_What this task involves_. Read the entries below and pull out each line with the string "found".

(Data listing)

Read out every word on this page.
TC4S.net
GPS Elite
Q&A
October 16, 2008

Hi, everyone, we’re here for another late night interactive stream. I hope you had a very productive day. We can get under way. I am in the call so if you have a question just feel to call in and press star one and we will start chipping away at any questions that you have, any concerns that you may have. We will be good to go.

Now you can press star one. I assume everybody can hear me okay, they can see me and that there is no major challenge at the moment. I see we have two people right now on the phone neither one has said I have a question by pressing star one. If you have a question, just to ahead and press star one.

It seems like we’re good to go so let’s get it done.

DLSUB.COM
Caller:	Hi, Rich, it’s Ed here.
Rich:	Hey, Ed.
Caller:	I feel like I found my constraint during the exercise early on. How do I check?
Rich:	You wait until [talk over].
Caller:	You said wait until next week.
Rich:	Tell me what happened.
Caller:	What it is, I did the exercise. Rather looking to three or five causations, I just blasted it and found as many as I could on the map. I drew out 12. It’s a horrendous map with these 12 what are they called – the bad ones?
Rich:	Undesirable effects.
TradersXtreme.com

_Exercise result_.
Caller:	I feel like I found my constraint during the exercise early on. How do I check?
Caller:	What it is, I did the exercise. Rather looking to three or five causations, I just blasted it and found as many as I could on the map. I drew out 12. It’s a horrendous map with these 12 what are they called – the bad ones?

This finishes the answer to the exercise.